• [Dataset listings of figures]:
◆ ◆ ◆ ◆

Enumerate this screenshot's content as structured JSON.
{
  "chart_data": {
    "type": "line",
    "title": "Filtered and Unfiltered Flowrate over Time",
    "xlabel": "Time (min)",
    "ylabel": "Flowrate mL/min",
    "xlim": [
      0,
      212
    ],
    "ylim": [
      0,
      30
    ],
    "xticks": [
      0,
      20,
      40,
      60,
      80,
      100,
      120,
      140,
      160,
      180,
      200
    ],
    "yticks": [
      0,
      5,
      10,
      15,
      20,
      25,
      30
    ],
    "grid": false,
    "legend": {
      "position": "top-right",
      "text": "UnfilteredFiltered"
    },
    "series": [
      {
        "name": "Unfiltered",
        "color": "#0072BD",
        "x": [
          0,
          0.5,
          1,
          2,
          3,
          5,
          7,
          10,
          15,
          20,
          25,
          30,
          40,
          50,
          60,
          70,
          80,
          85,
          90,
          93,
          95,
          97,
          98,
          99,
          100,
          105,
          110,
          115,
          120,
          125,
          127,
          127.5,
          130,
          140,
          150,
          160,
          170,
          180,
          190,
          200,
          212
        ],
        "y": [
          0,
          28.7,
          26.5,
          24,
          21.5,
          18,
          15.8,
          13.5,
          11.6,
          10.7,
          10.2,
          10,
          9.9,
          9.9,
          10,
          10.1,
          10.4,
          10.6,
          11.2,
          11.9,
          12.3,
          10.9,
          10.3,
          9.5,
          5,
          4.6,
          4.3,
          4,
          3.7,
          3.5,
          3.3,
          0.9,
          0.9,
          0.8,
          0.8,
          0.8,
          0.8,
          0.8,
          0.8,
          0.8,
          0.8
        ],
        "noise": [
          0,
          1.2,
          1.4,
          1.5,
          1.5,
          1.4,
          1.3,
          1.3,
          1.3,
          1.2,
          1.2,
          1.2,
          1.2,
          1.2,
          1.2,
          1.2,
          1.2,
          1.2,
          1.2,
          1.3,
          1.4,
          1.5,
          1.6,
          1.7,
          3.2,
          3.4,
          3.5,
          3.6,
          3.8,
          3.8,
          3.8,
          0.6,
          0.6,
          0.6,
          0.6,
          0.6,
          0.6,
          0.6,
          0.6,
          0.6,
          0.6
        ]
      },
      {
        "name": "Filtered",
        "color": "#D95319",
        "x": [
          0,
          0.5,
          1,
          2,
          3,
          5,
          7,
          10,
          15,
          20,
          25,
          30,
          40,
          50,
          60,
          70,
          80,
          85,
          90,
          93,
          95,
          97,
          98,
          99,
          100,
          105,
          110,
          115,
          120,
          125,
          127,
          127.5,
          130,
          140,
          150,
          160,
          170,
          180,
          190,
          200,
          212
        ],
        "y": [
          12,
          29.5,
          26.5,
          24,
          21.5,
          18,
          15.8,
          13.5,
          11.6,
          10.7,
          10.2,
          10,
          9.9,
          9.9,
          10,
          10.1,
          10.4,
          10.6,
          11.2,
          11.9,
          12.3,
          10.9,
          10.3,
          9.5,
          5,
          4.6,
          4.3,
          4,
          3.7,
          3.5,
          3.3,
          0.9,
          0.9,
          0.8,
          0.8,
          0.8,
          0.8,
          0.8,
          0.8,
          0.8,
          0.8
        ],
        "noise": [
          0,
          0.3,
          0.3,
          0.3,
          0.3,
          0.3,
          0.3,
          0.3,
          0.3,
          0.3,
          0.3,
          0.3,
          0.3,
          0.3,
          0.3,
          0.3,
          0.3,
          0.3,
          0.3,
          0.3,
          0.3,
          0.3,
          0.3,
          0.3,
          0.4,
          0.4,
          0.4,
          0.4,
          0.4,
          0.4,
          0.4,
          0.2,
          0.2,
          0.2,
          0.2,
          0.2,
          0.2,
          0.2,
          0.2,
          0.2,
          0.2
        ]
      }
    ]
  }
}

◆ ◆ ◆ ◆

Output each record precisely as given.

Enumerate this screenshot's content as structured JSON.
{
  "chart_data": {
    "type": "line",
    "title": "Filtered and Unfiltered Flowrate over Time",
    "xlabel": "Time (min)",
    "ylabel": "Flowrate mL/min",
    "xlim": [
      0,
      212
    ],
    "ylim": [
      0,
      30
    ],
    "xticks": [
      0,
      20,
      40,
      60,
      80,
      100,
      120,
      140,
      160,
      180,
      200
    ],
    "yticks": [
      0,
      5,
      10,
      15,
      20,
      25,
      30
    ],
    "grid": false,
    "legend": {
      "position": "top-right",
      "text": "UnfilteredFiltered"
    },
    "series": [
      {
        "name": "Unfiltered",
        "color": "#0072BD",
        "x": [
          0,
          0.5,
          1,
          2,
          3,
          5,
          7,
          10,
          15,
          20,
          25,
          30,
          40,
          50,
          60,
          70,
          80,
          85,
          90,
          93,
          95,
          97,
          98,
          99,
          100,
          105,
          110,
          115,
          120,
          125,
          127,
          127.5,
          130,
          140,
          150,
          160,
          170,
          180,
          190,
          200,
          212
        ],
        "y": [
          0,
          28.7,
          26.5,
          24,
          21.5,
          18,
          15.8,
          13.5,
          11.6,
          10.7,
          10.2,
          10,
          9.9,
          9.9,
          10,
          10.1,
          10.4,
          10.6,
          11.2,
          11.9,
          12.3,
          10.9,
          10.3,
          9.5,
          5,
          4.6,
          4.3,
          4,
          3.7,
          3.5,
          3.3,
          0.9,
          0.9,
          0.8,
          0.8,
          0.8,
          0.8,
          0.8,
          0.8,
          0.8,
          0.8
        ],
        "noise": [
          0,
          1.2,
          1.4,
          1.5,
          1.5,
          1.4,
          1.3,
          1.3,
          1.3,
          1.2,
          1.2,
          1.2,
          1.2,
          1.2,
          1.2,
          1.2,
          1.2,
          1.2,
          1.2,
          1.3,
          1.4,
          1.5,
          1.6,
          1.7,
          3.2,
          3.4,
          3.5,
          3.6,
          3.8,
          3.8,
          3.8,
          0.6,
          0.6,
          0.6,
          0.6,
          0.6,
          0.6,
          0.6,
          0.6,
          0.6,
          0.6
        ]
      },
      {
        "name": "Filtered",
        "color": "#D95319",
        "x": [
          0,
          0.5,
          1,
          2,
          3,
          5,
          7,
          10,
          15,
          20,
          25,
          30,
          40,
          50,
          60,
          70,
          80,
          85,
          90,
          93,
          95,
          97,
          98,
          99,
          100,
          105,
          110,
          115,
          120,
          125,
          127,
          127.5,
          130,
          140,
          150,
          160,
          170,
          180,
          190,
          200,
          212
        ],
        "y": [
          12,
          29.5,
          26.5,
          24,
          21.5,
          18,
          15.8,
          13.5,
          11.6,
          10.7,
          10.2,
          10,
          9.9,
          9.9,
          10,
          10.1,
          10.4,
          10.6,
          11.2,
          11.9,
          12.3,
          10.9,
          10.3,
          9.5,
          5,
          4.6,
          4.3,
          4,
          3.7,
          3.5,
          3.3,
          0.9,
          0.9,
          0.8,
          0.8,
          0.8,
          0.8,
          0.8,
          0.8,
          0.8,
          0.8
        ],
        "noise": [
          0,
          0.3,
          0.3,
          0.3,
          0.3,
          0.3,
          0.3,
          0.3,
          0.3,
          0.3,
          0.3,
          0.3,
          0.3,
          0.3,
          0.3,
          0.3,
          0.3,
          0.3,
          0.3,
          0.3,
          0.3,
          0.3,
          0.3,
          0.3,
          0.4,
          0.4,
          0.4,
          0.4,
          0.4,
          0.4,
          0.4,
          0.2,
          0.2,
          0.2,
          0.2,
          0.2,
          0.2,
          0.2,
          0.2,
          0.2,
          0.2
        ]
      }
    ]
  }
}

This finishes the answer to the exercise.